Stored data entries:
--------------------
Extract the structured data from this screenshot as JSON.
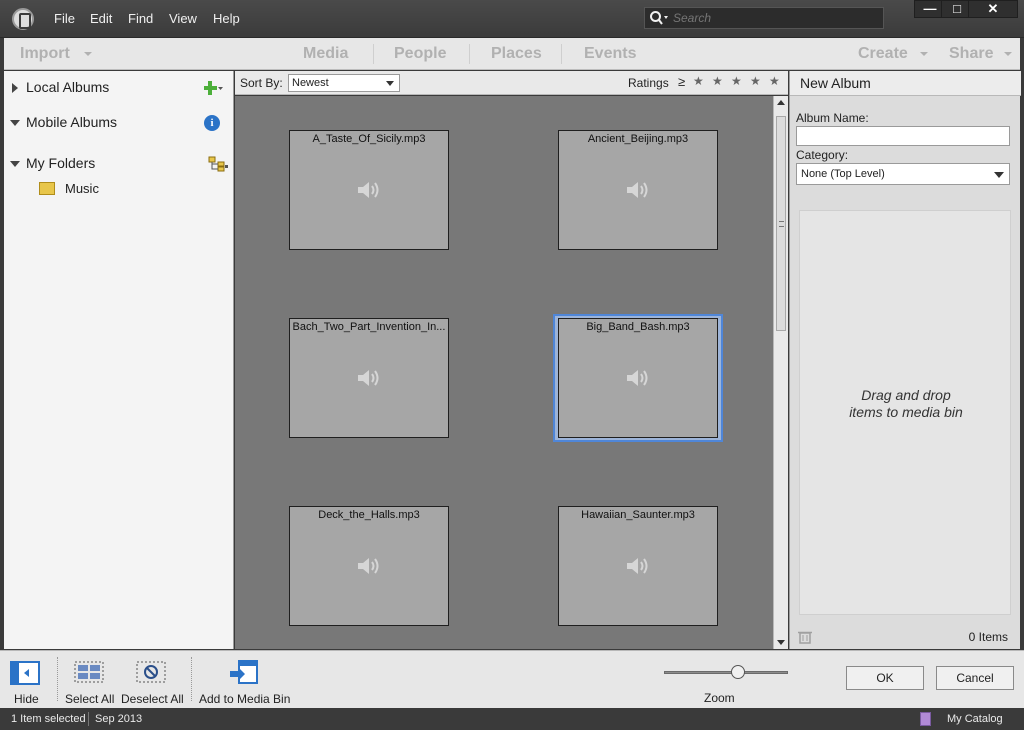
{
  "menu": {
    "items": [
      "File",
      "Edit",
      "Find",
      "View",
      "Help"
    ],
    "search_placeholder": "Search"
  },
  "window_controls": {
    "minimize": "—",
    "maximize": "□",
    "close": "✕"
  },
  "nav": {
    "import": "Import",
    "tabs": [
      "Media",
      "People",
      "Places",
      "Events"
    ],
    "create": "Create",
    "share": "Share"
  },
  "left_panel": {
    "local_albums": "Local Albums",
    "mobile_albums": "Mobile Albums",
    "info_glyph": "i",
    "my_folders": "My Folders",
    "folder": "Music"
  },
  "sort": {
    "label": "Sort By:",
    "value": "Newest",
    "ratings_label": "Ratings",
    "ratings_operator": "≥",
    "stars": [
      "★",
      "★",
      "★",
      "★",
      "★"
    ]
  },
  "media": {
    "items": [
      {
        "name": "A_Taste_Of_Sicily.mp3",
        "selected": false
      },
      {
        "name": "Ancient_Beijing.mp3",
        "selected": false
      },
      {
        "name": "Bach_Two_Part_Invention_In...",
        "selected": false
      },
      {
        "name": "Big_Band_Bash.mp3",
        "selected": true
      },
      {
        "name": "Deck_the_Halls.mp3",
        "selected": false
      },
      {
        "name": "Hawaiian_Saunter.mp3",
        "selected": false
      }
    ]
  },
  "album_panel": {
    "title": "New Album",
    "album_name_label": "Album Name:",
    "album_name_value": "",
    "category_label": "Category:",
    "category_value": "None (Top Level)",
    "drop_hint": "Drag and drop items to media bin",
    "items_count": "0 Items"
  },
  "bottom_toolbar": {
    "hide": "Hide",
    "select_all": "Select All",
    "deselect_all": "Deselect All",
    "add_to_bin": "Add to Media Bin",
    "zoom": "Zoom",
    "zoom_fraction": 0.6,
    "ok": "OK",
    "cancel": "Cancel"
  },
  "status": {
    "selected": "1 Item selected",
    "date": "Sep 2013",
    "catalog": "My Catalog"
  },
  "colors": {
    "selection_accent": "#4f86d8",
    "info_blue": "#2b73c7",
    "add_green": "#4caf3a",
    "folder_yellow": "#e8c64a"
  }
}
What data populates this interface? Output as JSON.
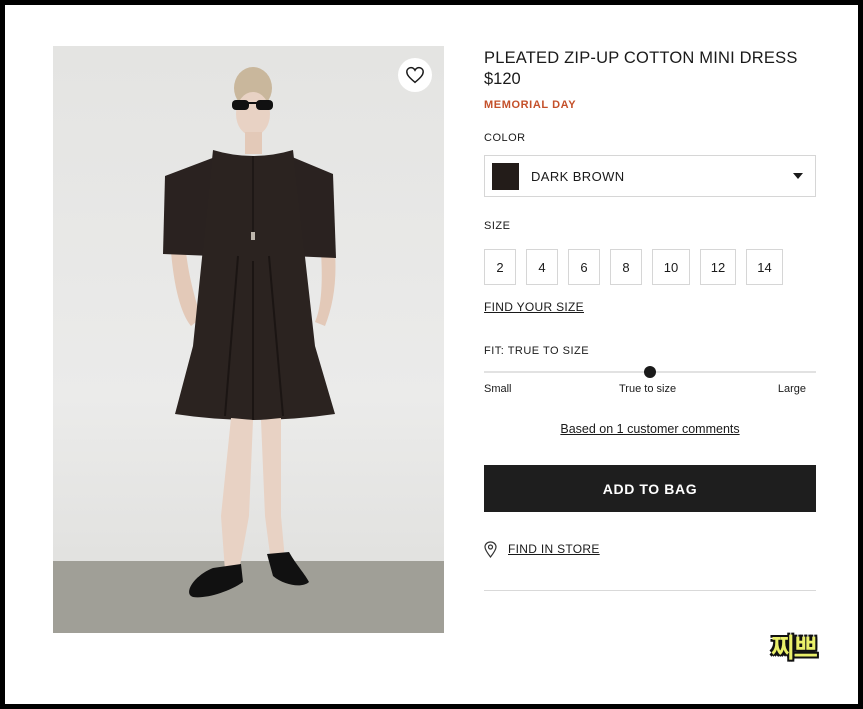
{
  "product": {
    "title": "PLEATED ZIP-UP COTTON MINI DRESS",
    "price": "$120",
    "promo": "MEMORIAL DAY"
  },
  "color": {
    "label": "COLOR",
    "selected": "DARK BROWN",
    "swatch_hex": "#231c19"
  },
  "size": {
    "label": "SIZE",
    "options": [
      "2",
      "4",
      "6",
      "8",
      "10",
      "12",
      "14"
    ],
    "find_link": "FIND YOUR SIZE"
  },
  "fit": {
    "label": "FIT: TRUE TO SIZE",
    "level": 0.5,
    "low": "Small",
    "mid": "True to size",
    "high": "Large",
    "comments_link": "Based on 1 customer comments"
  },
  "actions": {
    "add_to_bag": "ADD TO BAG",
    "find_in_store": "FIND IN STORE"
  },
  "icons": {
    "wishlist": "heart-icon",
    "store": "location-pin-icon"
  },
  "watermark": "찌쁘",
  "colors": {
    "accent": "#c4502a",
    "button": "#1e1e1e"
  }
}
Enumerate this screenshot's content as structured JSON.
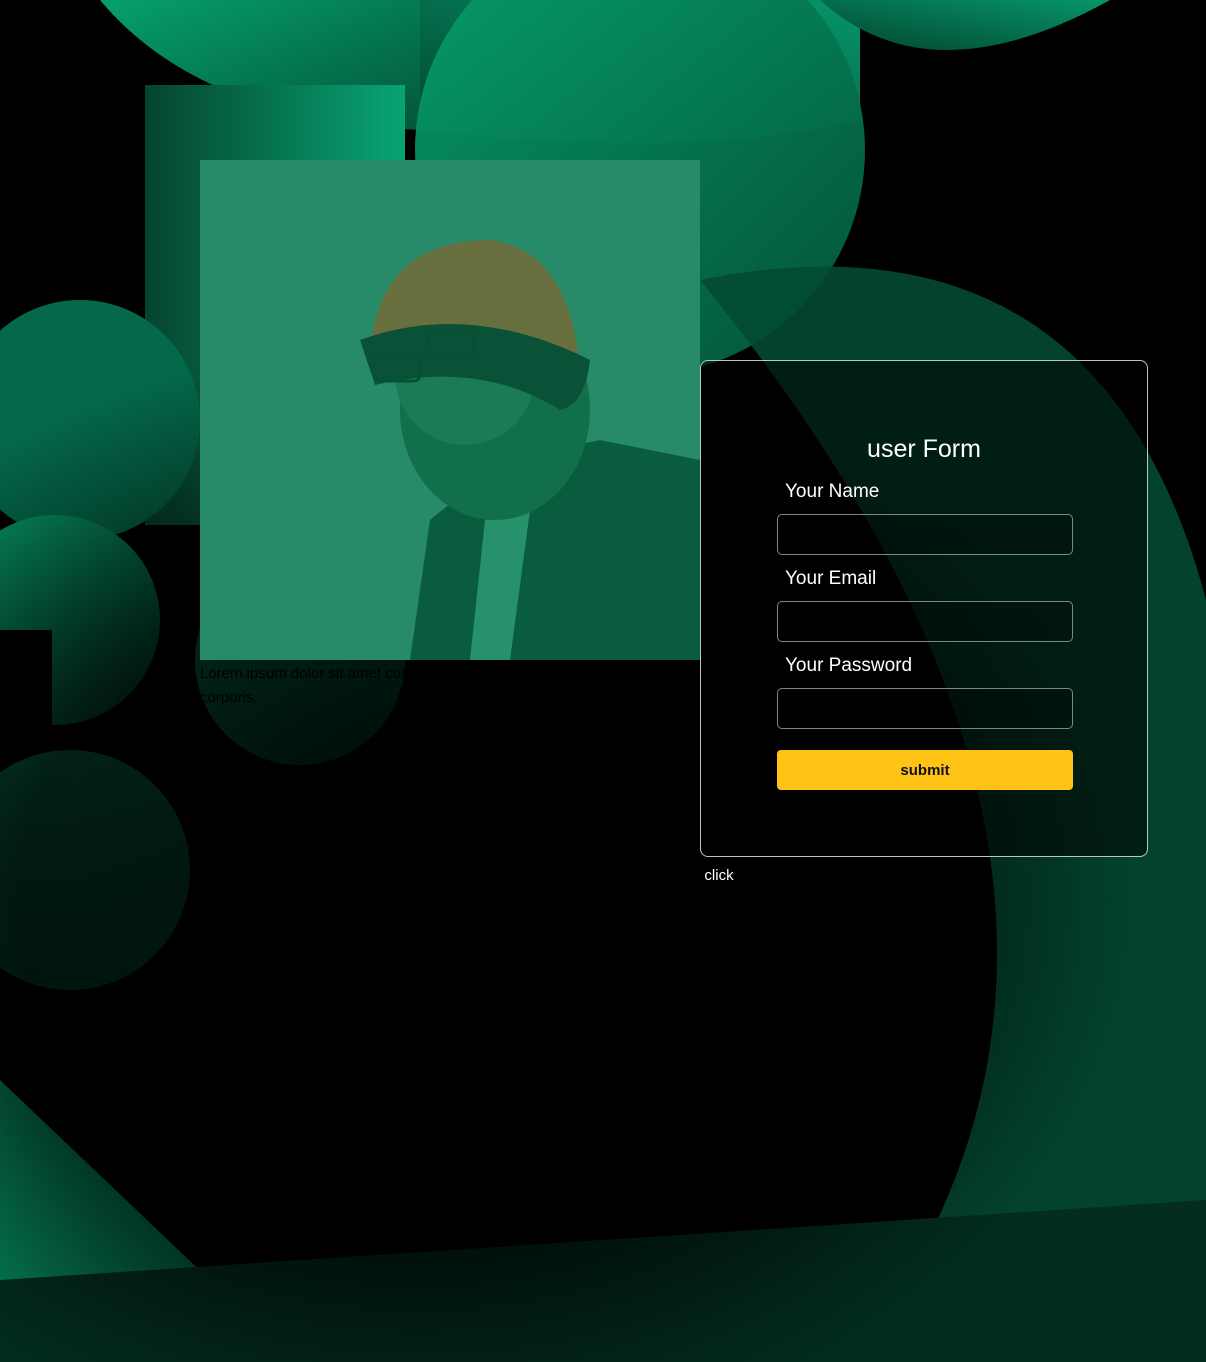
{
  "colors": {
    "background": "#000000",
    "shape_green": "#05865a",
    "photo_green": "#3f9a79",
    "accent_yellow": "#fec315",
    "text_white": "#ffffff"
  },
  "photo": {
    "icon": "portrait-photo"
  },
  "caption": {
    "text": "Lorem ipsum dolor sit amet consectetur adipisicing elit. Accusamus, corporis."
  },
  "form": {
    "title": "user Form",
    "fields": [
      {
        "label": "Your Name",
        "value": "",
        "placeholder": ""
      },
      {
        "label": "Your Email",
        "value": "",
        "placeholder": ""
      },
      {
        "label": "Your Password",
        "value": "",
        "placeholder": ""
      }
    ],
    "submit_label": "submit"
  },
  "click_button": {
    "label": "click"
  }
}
--------------------
[Task] Repeat the records above verbatim, with no pictures in the result.

[Answer for this exercise]
Extract the structured data from this screenshot as JSON.
{
  "menu": {
    "items": [
      "File",
      "Edit",
      "Find",
      "View",
      "Help"
    ],
    "search_placeholder": "Search"
  },
  "window_controls": {
    "minimize": "—",
    "maximize": "□",
    "close": "✕"
  },
  "nav": {
    "import": "Import",
    "tabs": [
      "Media",
      "People",
      "Places",
      "Events"
    ],
    "create": "Create",
    "share": "Share"
  },
  "left_panel": {
    "local_albums": "Local Albums",
    "mobile_albums": "Mobile Albums",
    "info_glyph": "i",
    "my_folders": "My Folders",
    "folder": "Music"
  },
  "sort": {
    "label": "Sort By:",
    "value": "Newest",
    "ratings_label": "Ratings",
    "ratings_operator": "≥",
    "stars": [
      "★",
      "★",
      "★",
      "★",
      "★"
    ]
  },
  "media": {
    "items": [
      {
        "name": "A_Taste_Of_Sicily.mp3",
        "selected": false
      },
      {
        "name": "Ancient_Beijing.mp3",
        "selected": false
      },
      {
        "name": "Bach_Two_Part_Invention_In...",
        "selected": false
      },
      {
        "name": "Big_Band_Bash.mp3",
        "selected": true
      },
      {
        "name": "Deck_the_Halls.mp3",
        "selected": false
      },
      {
        "name": "Hawaiian_Saunter.mp3",
        "selected": false
      }
    ]
  },
  "album_panel": {
    "title": "New Album",
    "album_name_label": "Album Name:",
    "album_name_value": "",
    "category_label": "Category:",
    "category_value": "None (Top Level)",
    "drop_hint": "Drag and drop items to media bin",
    "items_count": "0 Items"
  },
  "bottom_toolbar": {
    "hide": "Hide",
    "select_all": "Select All",
    "deselect_all": "Deselect All",
    "add_to_bin": "Add to Media Bin",
    "zoom": "Zoom",
    "zoom_fraction": 0.6,
    "ok": "OK",
    "cancel": "Cancel"
  },
  "status": {
    "selected": "1 Item selected",
    "date": "Sep 2013",
    "catalog": "My Catalog"
  },
  "colors": {
    "selection_accent": "#4f86d8",
    "info_blue": "#2b73c7",
    "add_green": "#4caf3a",
    "folder_yellow": "#e8c64a"
  }
}
What data populates this interface? Output as JSON.
{
  "product": {
    "title": "PLEATED ZIP-UP COTTON MINI DRESS",
    "price": "$120",
    "promo": "MEMORIAL DAY"
  },
  "color": {
    "label": "COLOR",
    "selected": "DARK BROWN",
    "swatch_hex": "#231c19"
  },
  "size": {
    "label": "SIZE",
    "options": [
      "2",
      "4",
      "6",
      "8",
      "10",
      "12",
      "14"
    ],
    "find_link": "FIND YOUR SIZE"
  },
  "fit": {
    "label": "FIT: TRUE TO SIZE",
    "level": 0.5,
    "low": "Small",
    "mid": "True to size",
    "high": "Large",
    "comments_link": "Based on 1 customer comments"
  },
  "actions": {
    "add_to_bag": "ADD TO BAG",
    "find_in_store": "FIND IN STORE"
  },
  "icons": {
    "wishlist": "heart-icon",
    "store": "location-pin-icon"
  },
  "watermark": "찌쁘",
  "colors": {
    "accent": "#c4502a",
    "button": "#1e1e1e"
  }
}
Enumerate this screenshot's content as structured JSON.
{
  "colors": {
    "background": "#000000",
    "shape_green": "#05865a",
    "photo_green": "#3f9a79",
    "accent_yellow": "#fec315",
    "text_white": "#ffffff"
  },
  "photo": {
    "icon": "portrait-photo"
  },
  "caption": {
    "text": "Lorem ipsum dolor sit amet consectetur adipisicing elit. Accusamus, corporis."
  },
  "form": {
    "title": "user Form",
    "fields": [
      {
        "label": "Your Name",
        "value": "",
        "placeholder": ""
      },
      {
        "label": "Your Email",
        "value": "",
        "placeholder": ""
      },
      {
        "label": "Your Password",
        "value": "",
        "placeholder": ""
      }
    ],
    "submit_label": "submit"
  },
  "click_button": {
    "label": "click"
  }
}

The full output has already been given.